[What the exercise asks] Where a line holds the word "обучения", copy that line.

[Material for this exercise]
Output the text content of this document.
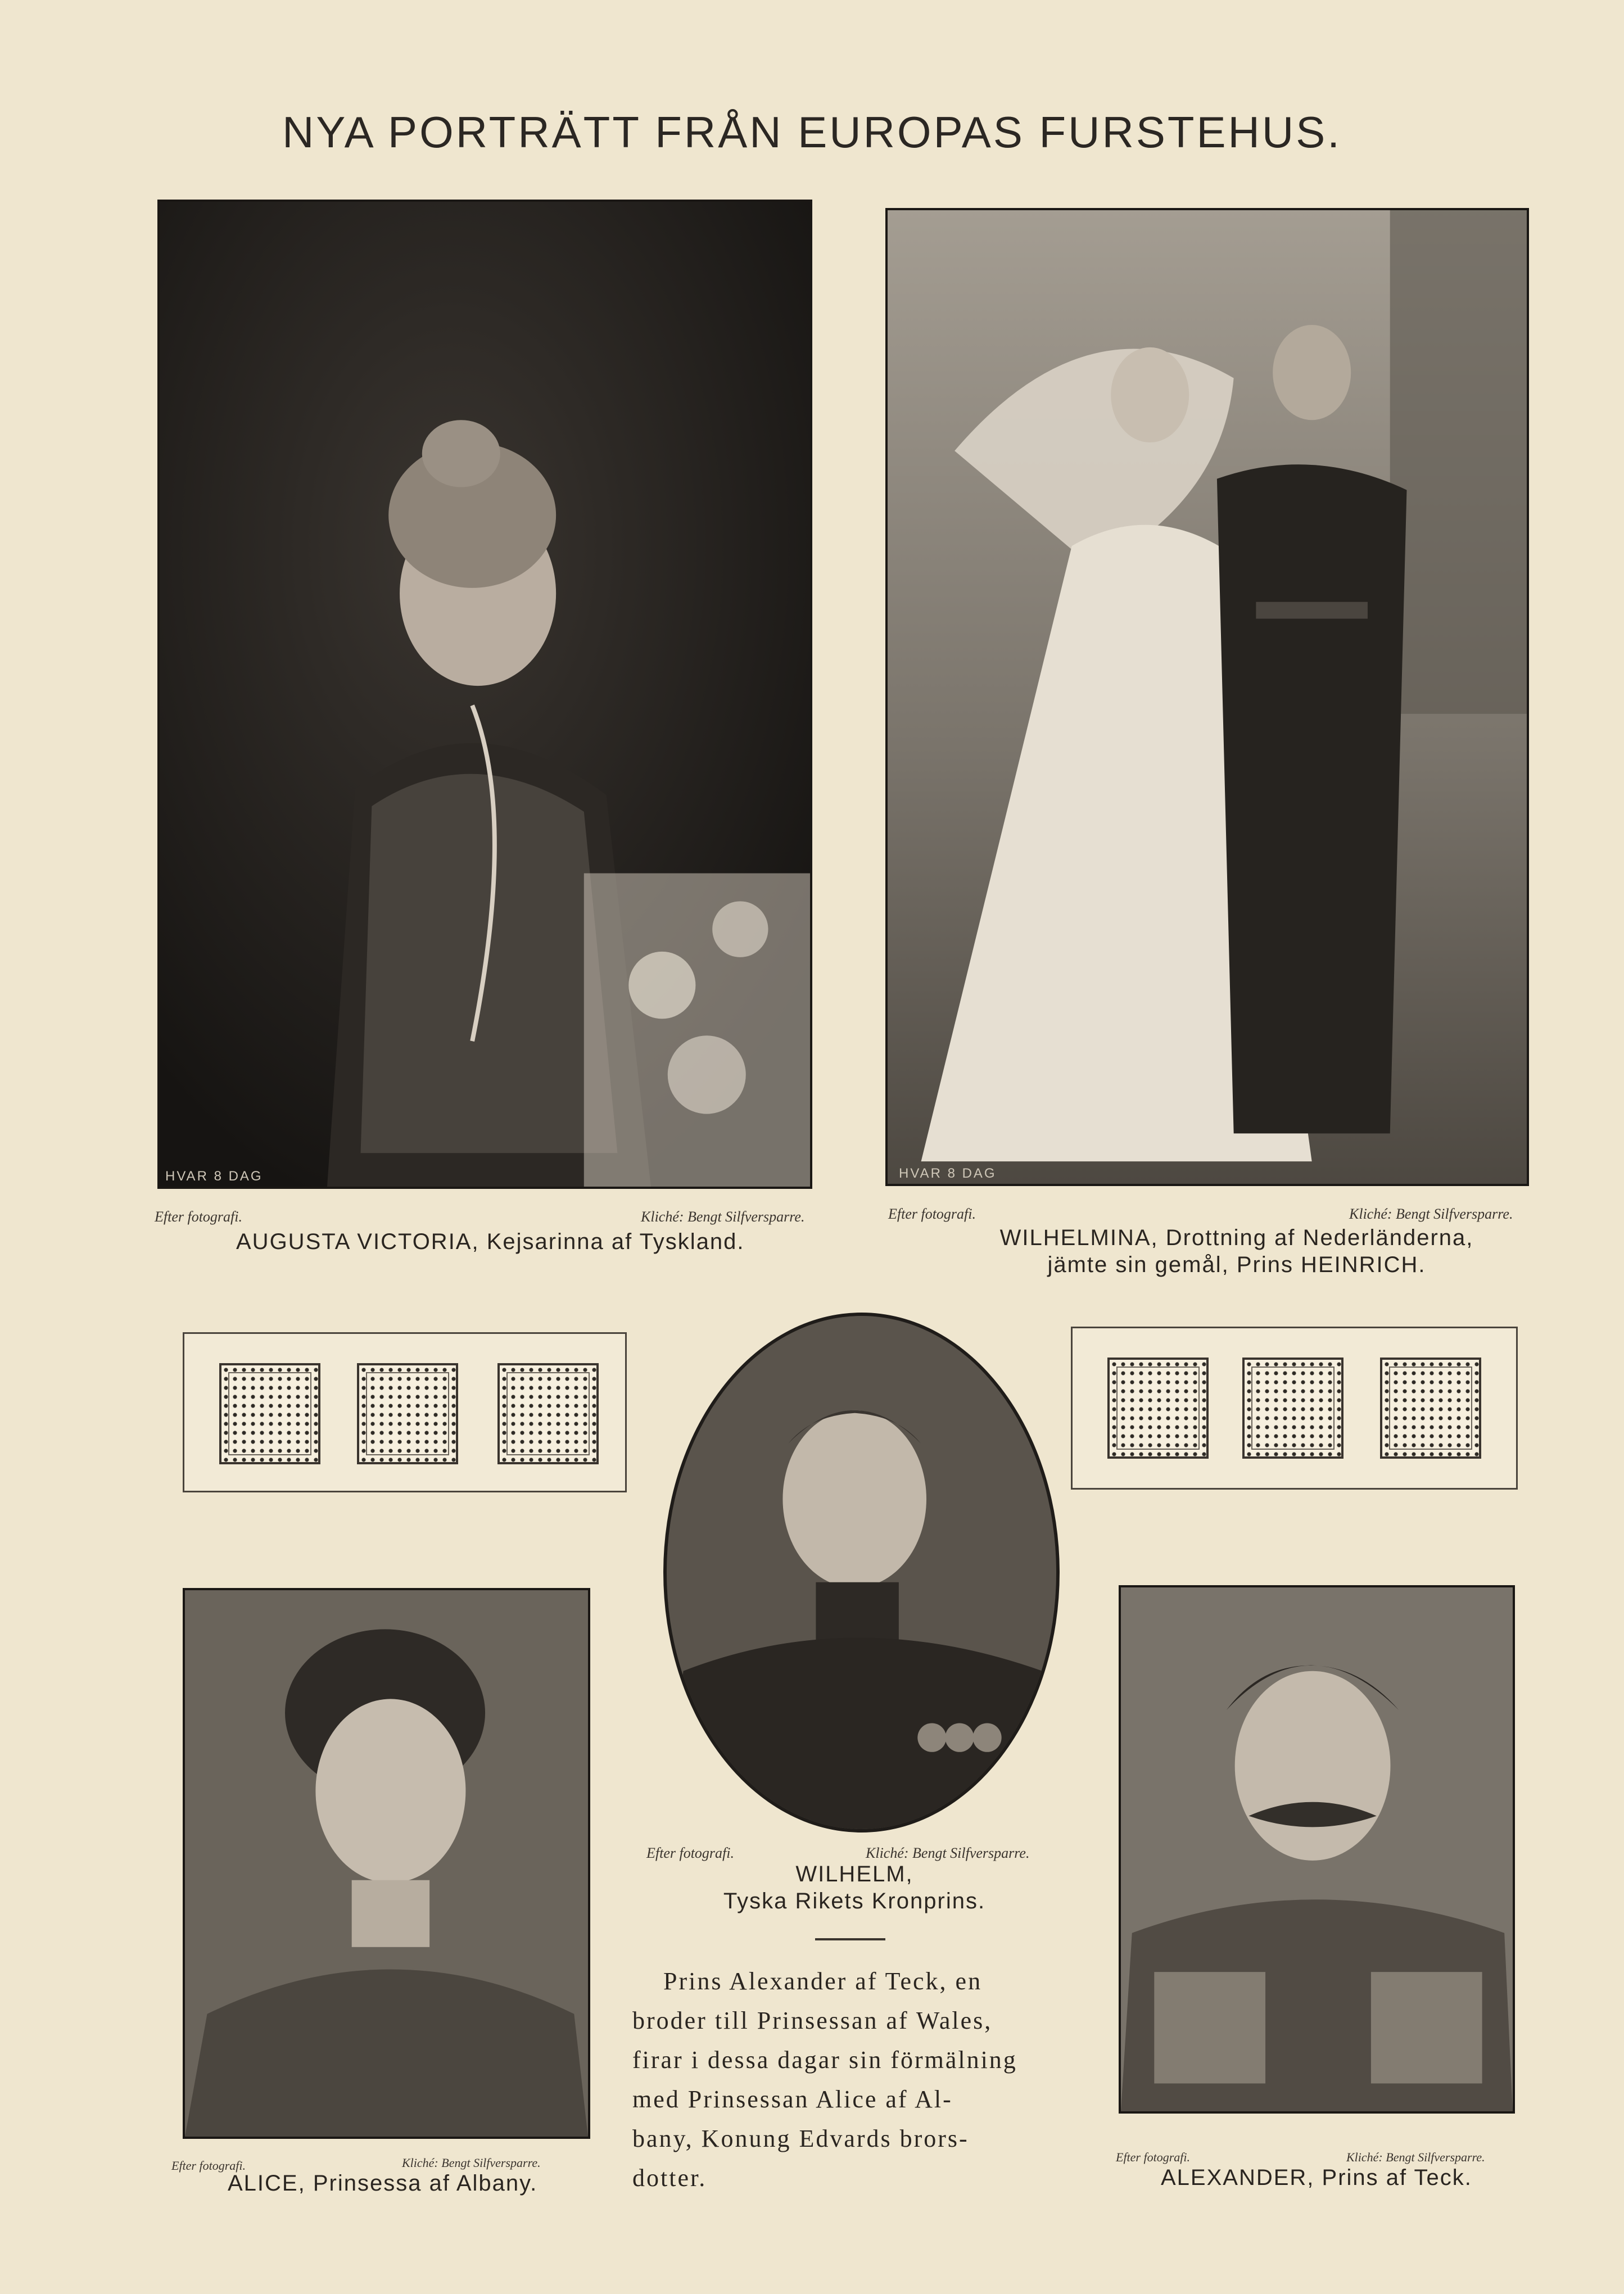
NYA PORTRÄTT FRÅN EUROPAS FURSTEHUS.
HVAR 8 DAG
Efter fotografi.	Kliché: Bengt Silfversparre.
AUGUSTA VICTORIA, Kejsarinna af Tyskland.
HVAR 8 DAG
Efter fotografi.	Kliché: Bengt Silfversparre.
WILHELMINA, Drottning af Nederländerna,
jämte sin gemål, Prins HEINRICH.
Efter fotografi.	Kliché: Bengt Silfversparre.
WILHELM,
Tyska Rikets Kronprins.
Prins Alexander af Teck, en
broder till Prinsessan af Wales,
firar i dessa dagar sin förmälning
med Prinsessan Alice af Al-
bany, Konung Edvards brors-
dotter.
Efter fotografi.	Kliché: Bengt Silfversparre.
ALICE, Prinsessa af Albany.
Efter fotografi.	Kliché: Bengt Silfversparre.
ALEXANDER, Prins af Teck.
---
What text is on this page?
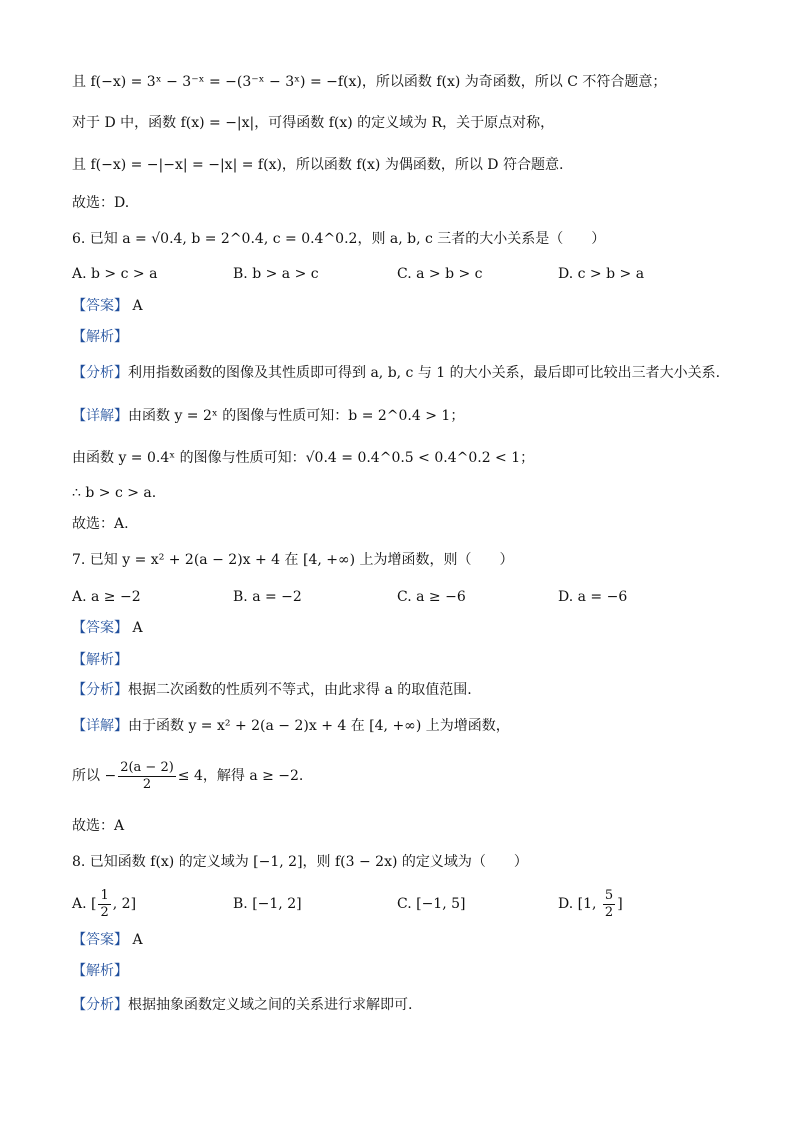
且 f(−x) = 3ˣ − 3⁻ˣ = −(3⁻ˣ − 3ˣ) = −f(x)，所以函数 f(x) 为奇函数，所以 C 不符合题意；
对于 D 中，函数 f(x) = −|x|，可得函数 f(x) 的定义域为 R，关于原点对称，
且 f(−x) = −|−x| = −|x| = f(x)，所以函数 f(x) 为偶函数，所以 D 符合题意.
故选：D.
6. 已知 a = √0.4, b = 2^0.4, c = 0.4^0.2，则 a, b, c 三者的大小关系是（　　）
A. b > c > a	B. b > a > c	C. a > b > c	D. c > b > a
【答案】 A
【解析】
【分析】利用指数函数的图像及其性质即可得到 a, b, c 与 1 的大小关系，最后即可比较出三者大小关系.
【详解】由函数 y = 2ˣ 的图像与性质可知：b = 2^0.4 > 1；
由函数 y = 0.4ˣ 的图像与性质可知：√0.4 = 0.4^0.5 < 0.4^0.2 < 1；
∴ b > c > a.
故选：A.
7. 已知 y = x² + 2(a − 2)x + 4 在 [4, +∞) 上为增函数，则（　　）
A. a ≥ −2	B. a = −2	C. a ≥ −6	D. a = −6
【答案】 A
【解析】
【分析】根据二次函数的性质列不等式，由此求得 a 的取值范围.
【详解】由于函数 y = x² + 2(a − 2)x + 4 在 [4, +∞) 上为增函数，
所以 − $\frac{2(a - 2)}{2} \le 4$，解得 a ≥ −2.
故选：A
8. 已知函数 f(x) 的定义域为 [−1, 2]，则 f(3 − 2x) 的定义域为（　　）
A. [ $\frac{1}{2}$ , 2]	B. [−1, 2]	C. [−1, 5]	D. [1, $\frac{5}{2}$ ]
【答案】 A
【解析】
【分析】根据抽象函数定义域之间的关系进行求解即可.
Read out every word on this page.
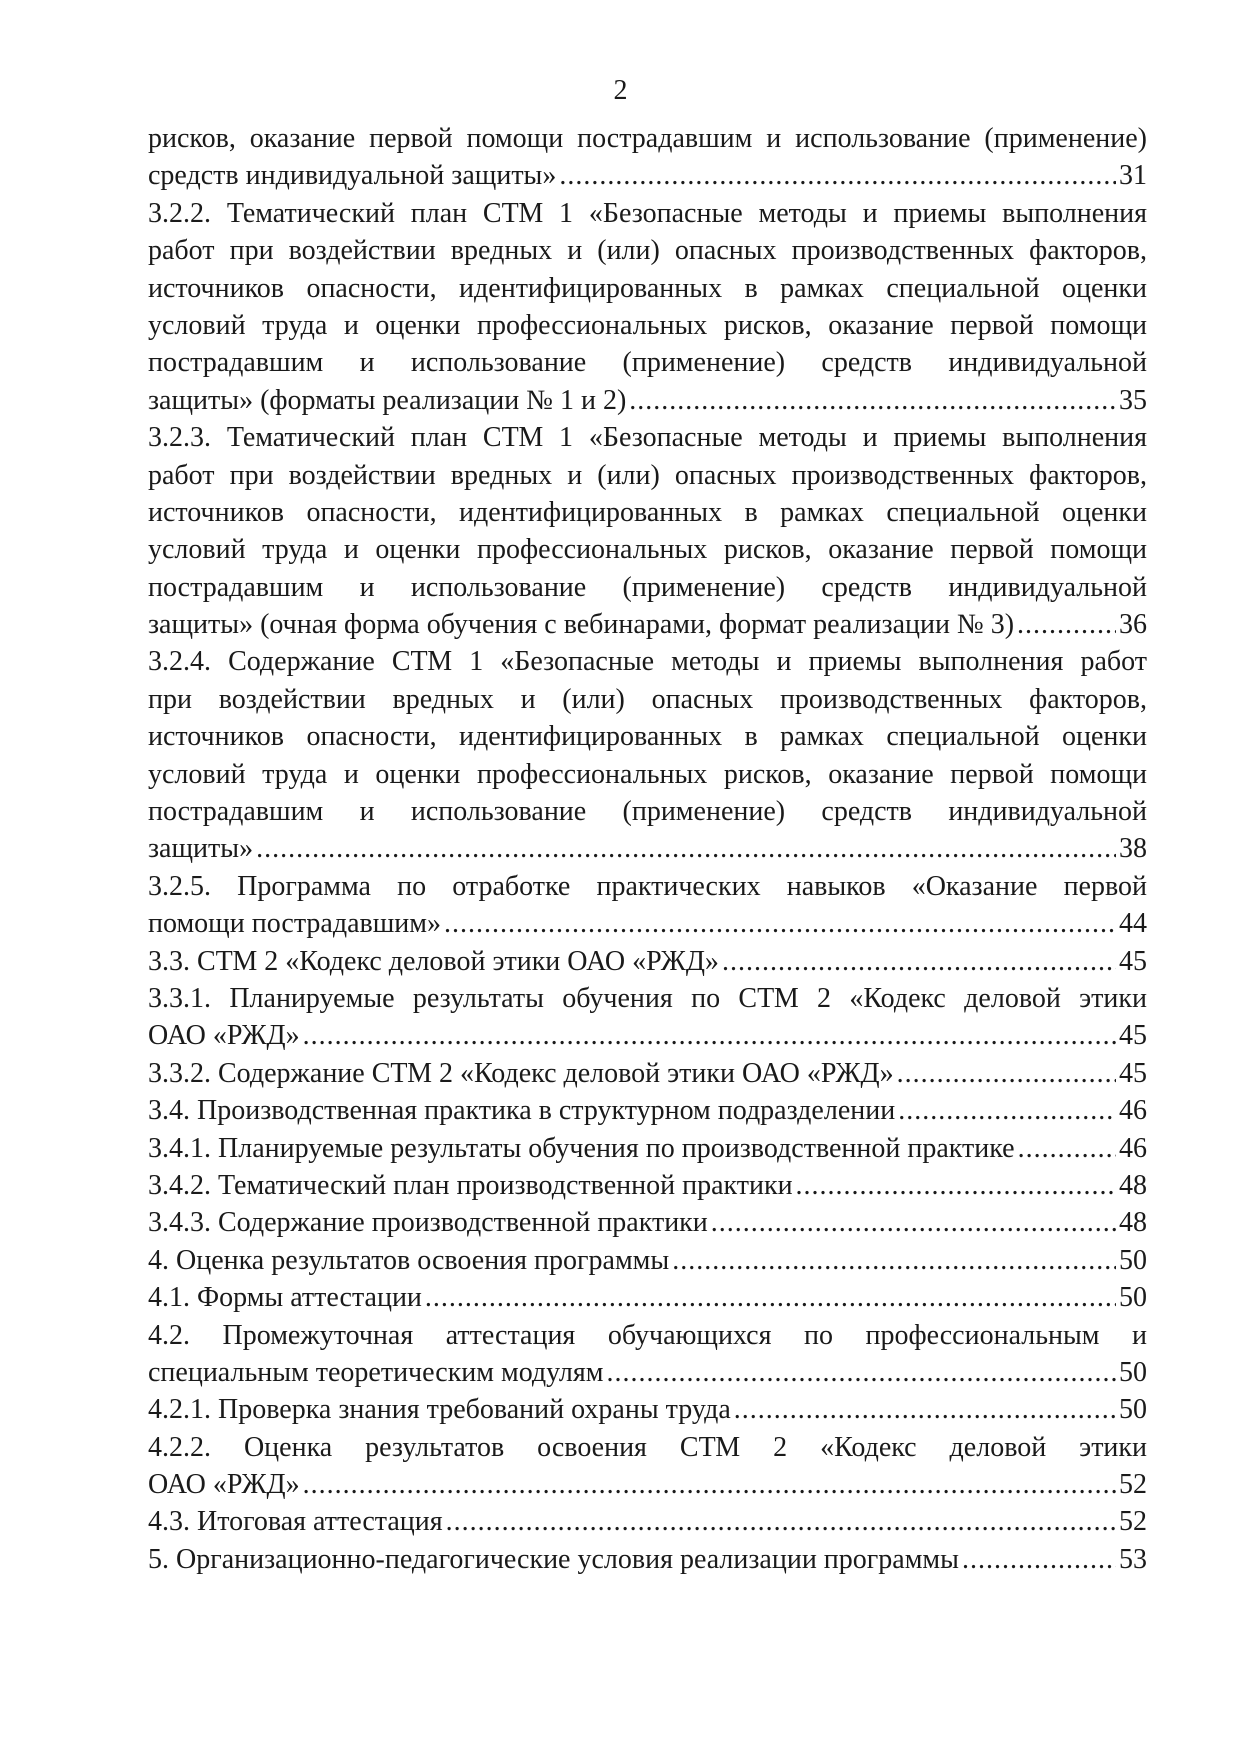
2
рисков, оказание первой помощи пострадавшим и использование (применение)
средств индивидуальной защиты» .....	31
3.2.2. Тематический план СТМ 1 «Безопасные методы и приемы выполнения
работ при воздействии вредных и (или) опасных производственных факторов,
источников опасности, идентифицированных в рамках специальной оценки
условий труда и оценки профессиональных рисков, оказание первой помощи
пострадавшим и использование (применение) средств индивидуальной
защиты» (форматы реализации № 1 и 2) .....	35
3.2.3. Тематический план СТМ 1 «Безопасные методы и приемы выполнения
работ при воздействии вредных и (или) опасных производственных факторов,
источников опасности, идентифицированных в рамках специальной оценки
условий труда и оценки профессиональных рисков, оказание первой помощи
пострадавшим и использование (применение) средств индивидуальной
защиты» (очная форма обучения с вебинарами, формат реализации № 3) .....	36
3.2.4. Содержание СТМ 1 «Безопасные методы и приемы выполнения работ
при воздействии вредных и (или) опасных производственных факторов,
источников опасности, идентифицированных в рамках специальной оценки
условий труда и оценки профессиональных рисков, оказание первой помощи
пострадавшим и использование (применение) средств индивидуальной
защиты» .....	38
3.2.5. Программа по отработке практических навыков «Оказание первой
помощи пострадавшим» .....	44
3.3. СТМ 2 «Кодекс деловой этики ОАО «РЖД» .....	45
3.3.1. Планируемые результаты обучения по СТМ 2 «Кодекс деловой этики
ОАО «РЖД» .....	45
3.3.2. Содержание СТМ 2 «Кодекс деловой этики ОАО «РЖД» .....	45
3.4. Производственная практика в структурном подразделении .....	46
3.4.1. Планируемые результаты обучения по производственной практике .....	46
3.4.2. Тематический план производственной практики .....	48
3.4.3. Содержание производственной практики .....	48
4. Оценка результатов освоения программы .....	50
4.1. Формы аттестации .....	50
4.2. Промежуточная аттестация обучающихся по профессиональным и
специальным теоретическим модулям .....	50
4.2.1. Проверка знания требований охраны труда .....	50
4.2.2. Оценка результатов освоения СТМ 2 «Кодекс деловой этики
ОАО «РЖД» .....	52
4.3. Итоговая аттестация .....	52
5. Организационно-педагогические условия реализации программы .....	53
---
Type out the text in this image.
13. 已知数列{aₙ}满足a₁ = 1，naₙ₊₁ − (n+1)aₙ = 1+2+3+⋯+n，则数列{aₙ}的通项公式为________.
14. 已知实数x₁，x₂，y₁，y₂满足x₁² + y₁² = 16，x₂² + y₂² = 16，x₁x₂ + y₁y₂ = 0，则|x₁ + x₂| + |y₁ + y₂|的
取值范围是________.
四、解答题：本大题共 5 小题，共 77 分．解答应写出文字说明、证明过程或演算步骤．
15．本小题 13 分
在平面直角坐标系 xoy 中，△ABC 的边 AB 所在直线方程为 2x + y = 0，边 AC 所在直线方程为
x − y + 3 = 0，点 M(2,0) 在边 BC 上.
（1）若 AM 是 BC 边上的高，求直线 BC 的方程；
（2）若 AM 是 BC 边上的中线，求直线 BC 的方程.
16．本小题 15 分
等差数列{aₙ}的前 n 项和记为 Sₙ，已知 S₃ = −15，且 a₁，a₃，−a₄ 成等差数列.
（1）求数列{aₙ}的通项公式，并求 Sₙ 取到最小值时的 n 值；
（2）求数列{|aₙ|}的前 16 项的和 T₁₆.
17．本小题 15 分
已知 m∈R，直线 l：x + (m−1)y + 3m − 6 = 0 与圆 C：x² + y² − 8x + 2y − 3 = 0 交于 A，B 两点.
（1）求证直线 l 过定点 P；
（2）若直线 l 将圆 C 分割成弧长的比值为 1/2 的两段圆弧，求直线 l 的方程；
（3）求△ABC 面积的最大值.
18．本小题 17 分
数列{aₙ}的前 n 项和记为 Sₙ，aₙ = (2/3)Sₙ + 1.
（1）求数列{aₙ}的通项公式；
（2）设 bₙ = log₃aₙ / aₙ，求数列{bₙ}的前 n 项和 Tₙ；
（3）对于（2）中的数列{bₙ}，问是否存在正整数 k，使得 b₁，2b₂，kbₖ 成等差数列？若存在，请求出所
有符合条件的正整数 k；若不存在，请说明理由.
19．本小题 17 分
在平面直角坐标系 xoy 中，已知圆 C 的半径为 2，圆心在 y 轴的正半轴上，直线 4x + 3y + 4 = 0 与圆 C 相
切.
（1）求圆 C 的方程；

[Result of this exercise]
защиты» (очная форма обучения с вебинарами, формат реализации № 3) .....	36
3.3.1. Планируемые результаты обучения по СТМ 2 «Кодекс деловой этики
3.4.1. Планируемые результаты обучения по производственной практике .....	46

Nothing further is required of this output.